- Records provided
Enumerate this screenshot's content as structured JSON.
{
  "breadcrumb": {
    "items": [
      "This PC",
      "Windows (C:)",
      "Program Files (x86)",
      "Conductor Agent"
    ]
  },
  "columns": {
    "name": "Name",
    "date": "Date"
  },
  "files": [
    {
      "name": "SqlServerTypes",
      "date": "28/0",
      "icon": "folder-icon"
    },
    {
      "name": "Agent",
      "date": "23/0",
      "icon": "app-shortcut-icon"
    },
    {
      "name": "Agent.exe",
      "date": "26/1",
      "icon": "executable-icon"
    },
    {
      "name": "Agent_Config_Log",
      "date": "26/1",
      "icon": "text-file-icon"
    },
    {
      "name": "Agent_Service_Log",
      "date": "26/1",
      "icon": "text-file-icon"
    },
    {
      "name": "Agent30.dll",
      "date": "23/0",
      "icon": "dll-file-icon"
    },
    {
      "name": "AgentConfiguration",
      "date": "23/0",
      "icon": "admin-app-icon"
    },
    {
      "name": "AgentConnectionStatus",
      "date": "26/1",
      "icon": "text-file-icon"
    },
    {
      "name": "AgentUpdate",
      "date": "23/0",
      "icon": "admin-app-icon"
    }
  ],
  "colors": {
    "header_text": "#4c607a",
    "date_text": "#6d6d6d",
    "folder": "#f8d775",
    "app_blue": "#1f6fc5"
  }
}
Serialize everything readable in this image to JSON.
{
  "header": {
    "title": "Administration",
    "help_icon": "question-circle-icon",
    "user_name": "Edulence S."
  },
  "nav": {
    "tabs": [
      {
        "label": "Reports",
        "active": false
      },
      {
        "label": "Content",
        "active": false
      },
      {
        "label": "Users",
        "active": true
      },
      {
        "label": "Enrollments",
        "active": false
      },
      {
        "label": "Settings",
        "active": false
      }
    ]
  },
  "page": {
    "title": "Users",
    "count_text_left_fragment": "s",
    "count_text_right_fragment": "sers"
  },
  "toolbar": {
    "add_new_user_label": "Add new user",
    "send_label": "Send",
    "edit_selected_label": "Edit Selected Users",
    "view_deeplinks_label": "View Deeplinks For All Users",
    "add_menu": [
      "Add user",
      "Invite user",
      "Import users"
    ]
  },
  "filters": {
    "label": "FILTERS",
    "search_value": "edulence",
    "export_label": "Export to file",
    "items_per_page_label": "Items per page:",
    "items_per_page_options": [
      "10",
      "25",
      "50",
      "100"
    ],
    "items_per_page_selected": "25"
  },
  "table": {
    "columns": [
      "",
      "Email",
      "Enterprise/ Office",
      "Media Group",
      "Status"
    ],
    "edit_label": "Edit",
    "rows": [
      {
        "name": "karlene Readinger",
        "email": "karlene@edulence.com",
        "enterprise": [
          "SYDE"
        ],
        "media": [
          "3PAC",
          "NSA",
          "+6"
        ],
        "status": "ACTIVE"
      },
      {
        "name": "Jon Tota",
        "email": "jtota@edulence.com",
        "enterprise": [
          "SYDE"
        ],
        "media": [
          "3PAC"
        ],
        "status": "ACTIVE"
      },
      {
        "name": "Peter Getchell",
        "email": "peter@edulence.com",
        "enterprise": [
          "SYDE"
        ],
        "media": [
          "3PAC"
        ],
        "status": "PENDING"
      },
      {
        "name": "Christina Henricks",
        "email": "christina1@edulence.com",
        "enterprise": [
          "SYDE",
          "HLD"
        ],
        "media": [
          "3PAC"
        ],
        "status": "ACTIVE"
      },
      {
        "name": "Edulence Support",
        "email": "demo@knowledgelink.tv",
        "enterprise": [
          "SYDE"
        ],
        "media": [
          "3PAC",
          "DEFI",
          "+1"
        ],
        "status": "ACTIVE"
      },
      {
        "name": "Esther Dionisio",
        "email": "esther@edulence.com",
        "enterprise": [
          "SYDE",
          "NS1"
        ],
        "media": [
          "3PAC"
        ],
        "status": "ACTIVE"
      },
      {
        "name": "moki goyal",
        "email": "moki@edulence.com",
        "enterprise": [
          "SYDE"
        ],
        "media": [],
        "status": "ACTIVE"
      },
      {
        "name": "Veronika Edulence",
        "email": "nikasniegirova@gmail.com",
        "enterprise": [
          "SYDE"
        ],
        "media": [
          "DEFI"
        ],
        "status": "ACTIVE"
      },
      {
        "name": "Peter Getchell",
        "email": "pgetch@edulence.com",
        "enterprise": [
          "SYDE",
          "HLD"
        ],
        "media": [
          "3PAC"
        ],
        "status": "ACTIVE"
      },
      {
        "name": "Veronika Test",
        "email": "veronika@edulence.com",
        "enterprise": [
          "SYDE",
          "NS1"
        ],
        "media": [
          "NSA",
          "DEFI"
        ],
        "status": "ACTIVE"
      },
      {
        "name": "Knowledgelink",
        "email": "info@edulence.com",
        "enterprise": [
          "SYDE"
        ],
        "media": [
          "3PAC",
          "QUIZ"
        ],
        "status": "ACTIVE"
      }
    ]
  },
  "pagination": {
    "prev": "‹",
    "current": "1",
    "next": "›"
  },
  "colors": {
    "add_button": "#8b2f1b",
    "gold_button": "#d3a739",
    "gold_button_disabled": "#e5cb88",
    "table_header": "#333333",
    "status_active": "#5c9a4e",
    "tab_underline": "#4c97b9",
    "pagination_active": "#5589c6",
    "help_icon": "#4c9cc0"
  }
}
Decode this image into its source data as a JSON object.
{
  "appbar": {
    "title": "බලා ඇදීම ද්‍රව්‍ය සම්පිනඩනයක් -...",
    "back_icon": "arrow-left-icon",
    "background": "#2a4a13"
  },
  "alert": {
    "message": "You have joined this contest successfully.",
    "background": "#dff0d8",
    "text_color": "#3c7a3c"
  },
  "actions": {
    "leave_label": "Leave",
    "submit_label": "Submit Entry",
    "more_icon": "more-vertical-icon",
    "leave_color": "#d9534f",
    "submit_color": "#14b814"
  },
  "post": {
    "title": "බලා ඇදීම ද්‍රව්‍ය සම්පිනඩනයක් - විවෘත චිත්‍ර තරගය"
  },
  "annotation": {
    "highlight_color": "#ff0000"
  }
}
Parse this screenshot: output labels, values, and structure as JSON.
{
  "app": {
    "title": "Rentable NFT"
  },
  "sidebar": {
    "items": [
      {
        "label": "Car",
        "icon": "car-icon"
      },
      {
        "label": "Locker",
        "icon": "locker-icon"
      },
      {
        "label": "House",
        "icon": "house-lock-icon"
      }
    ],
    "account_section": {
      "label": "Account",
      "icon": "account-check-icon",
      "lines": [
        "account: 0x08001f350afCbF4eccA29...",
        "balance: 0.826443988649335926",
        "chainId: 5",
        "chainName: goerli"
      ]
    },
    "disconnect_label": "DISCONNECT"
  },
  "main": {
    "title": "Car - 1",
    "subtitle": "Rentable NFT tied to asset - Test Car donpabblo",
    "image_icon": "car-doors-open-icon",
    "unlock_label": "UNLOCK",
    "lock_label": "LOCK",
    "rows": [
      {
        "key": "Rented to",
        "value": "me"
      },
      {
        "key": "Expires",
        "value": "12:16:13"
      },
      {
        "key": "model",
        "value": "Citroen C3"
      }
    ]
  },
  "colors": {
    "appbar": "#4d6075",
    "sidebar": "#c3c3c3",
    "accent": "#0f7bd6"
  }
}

- Written problem
Every entry should be output exactly as written, please.

- Task output
Enumerate this screenshot's content as structured JSON.
{
  "breadcrumb": {
    "items": [
      "This PC",
      "Windows (C:)",
      "Program Files (x86)",
      "Conductor Agent"
    ]
  },
  "columns": {
    "name": "Name",
    "date": "Date"
  },
  "files": [
    {
      "name": "SqlServerTypes",
      "date": "28/0",
      "icon": "folder-icon"
    },
    {
      "name": "Agent",
      "date": "23/0",
      "icon": "app-shortcut-icon"
    },
    {
      "name": "Agent.exe",
      "date": "26/1",
      "icon": "executable-icon"
    },
    {
      "name": "Agent_Config_Log",
      "date": "26/1",
      "icon": "text-file-icon"
    },
    {
      "name": "Agent_Service_Log",
      "date": "26/1",
      "icon": "text-file-icon"
    },
    {
      "name": "Agent30.dll",
      "date": "23/0",
      "icon": "dll-file-icon"
    },
    {
      "name": "AgentConfiguration",
      "date": "23/0",
      "icon": "admin-app-icon"
    },
    {
      "name": "AgentConnectionStatus",
      "date": "26/1",
      "icon": "text-file-icon"
    },
    {
      "name": "AgentUpdate",
      "date": "23/0",
      "icon": "admin-app-icon"
    }
  ],
  "colors": {
    "header_text": "#4c607a",
    "date_text": "#6d6d6d",
    "folder": "#f8d775",
    "app_blue": "#1f6fc5"
  }
}
Serialize everything readable in this image to JSON.
{
  "header": {
    "title": "Administration",
    "help_icon": "question-circle-icon",
    "user_name": "Edulence S."
  },
  "nav": {
    "tabs": [
      {
        "label": "Reports",
        "active": false
      },
      {
        "label": "Content",
        "active": false
      },
      {
        "label": "Users",
        "active": true
      },
      {
        "label": "Enrollments",
        "active": false
      },
      {
        "label": "Settings",
        "active": false
      }
    ]
  },
  "page": {
    "title": "Users",
    "count_text_left_fragment": "s",
    "count_text_right_fragment": "sers"
  },
  "toolbar": {
    "add_new_user_label": "Add new user",
    "send_label": "Send",
    "edit_selected_label": "Edit Selected Users",
    "view_deeplinks_label": "View Deeplinks For All Users",
    "add_menu": [
      "Add user",
      "Invite user",
      "Import users"
    ]
  },
  "filters": {
    "label": "FILTERS",
    "search_value": "edulence",
    "export_label": "Export to file",
    "items_per_page_label": "Items per page:",
    "items_per_page_options": [
      "10",
      "25",
      "50",
      "100"
    ],
    "items_per_page_selected": "25"
  },
  "table": {
    "columns": [
      "",
      "Email",
      "Enterprise/ Office",
      "Media Group",
      "Status"
    ],
    "edit_label": "Edit",
    "rows": [
      {
        "name": "karlene Readinger",
        "email": "karlene@edulence.com",
        "enterprise": [
          "SYDE"
        ],
        "media": [
          "3PAC",
          "NSA",
          "+6"
        ],
        "status": "ACTIVE"
      },
      {
        "name": "Jon Tota",
        "email": "jtota@edulence.com",
        "enterprise": [
          "SYDE"
        ],
        "media": [
          "3PAC"
        ],
        "status": "ACTIVE"
      },
      {
        "name": "Peter Getchell",
        "email": "peter@edulence.com",
        "enterprise": [
          "SYDE"
        ],
        "media": [
          "3PAC"
        ],
        "status": "PENDING"
      },
      {
        "name": "Christina Henricks",
        "email": "christina1@edulence.com",
        "enterprise": [
          "SYDE",
          "HLD"
        ],
        "media": [
          "3PAC"
        ],
        "status": "ACTIVE"
      },
      {
        "name": "Edulence Support",
        "email": "demo@knowledgelink.tv",
        "enterprise": [
          "SYDE"
        ],
        "media": [
          "3PAC",
          "DEFI",
          "+1"
        ],
        "status": "ACTIVE"
      },
      {
        "name": "Esther Dionisio",
        "email": "esther@edulence.com",
        "enterprise": [
          "SYDE",
          "NS1"
        ],
        "media": [
          "3PAC"
        ],
        "status": "ACTIVE"
      },
      {
        "name": "moki goyal",
        "email": "moki@edulence.com",
        "enterprise": [
          "SYDE"
        ],
        "media": [],
        "status": "ACTIVE"
      },
      {
        "name": "Veronika Edulence",
        "email": "nikasniegirova@gmail.com",
        "enterprise": [
          "SYDE"
        ],
        "media": [
          "DEFI"
        ],
        "status": "ACTIVE"
      },
      {
        "name": "Peter Getchell",
        "email": "pgetch@edulence.com",
        "enterprise": [
          "SYDE",
          "HLD"
        ],
        "media": [
          "3PAC"
        ],
        "status": "ACTIVE"
      },
      {
        "name": "Veronika Test",
        "email": "veronika@edulence.com",
        "enterprise": [
          "SYDE",
          "NS1"
        ],
        "media": [
          "NSA",
          "DEFI"
        ],
        "status": "ACTIVE"
      },
      {
        "name": "Knowledgelink",
        "email": "info@edulence.com",
        "enterprise": [
          "SYDE"
        ],
        "media": [
          "3PAC",
          "QUIZ"
        ],
        "status": "ACTIVE"
      }
    ]
  },
  "pagination": {
    "prev": "‹",
    "current": "1",
    "next": "›"
  },
  "colors": {
    "add_button": "#8b2f1b",
    "gold_button": "#d3a739",
    "gold_button_disabled": "#e5cb88",
    "table_header": "#333333",
    "status_active": "#5c9a4e",
    "tab_underline": "#4c97b9",
    "pagination_active": "#5589c6",
    "help_icon": "#4c9cc0"
  }
}
Decode this image into its source data as a JSON object.
{
  "appbar": {
    "title": "බලා ඇදීම ද්‍රව්‍ය සම්පිනඩනයක් -...",
    "back_icon": "arrow-left-icon",
    "background": "#2a4a13"
  },
  "alert": {
    "message": "You have joined this contest successfully.",
    "background": "#dff0d8",
    "text_color": "#3c7a3c"
  },
  "actions": {
    "leave_label": "Leave",
    "submit_label": "Submit Entry",
    "more_icon": "more-vertical-icon",
    "leave_color": "#d9534f",
    "submit_color": "#14b814"
  },
  "post": {
    "title": "බලා ඇදීම ද්‍රව්‍ය සම්පිනඩනයක් - විවෘත චිත්‍ර තරගය"
  },
  "annotation": {
    "highlight_color": "#ff0000"
  }
}
Parse this screenshot: output labels, values, and structure as JSON.
{
  "app": {
    "title": "Rentable NFT"
  },
  "sidebar": {
    "items": [
      {
        "label": "Car",
        "icon": "car-icon"
      },
      {
        "label": "Locker",
        "icon": "locker-icon"
      },
      {
        "label": "House",
        "icon": "house-lock-icon"
      }
    ],
    "account_section": {
      "label": "Account",
      "icon": "account-check-icon",
      "lines": [
        "account: 0x08001f350afCbF4eccA29...",
        "balance: 0.826443988649335926",
        "chainId: 5",
        "chainName: goerli"
      ]
    },
    "disconnect_label": "DISCONNECT"
  },
  "main": {
    "title": "Car - 1",
    "subtitle": "Rentable NFT tied to asset - Test Car donpabblo",
    "image_icon": "car-doors-open-icon",
    "unlock_label": "UNLOCK",
    "lock_label": "LOCK",
    "rows": [
      {
        "key": "Rented to",
        "value": "me"
      },
      {
        "key": "Expires",
        "value": "12:16:13"
      },
      {
        "key": "model",
        "value": "Citroen C3"
      }
    ]
  },
  "colors": {
    "appbar": "#4d6075",
    "sidebar": "#c3c3c3",
    "accent": "#0f7bd6"
  }
}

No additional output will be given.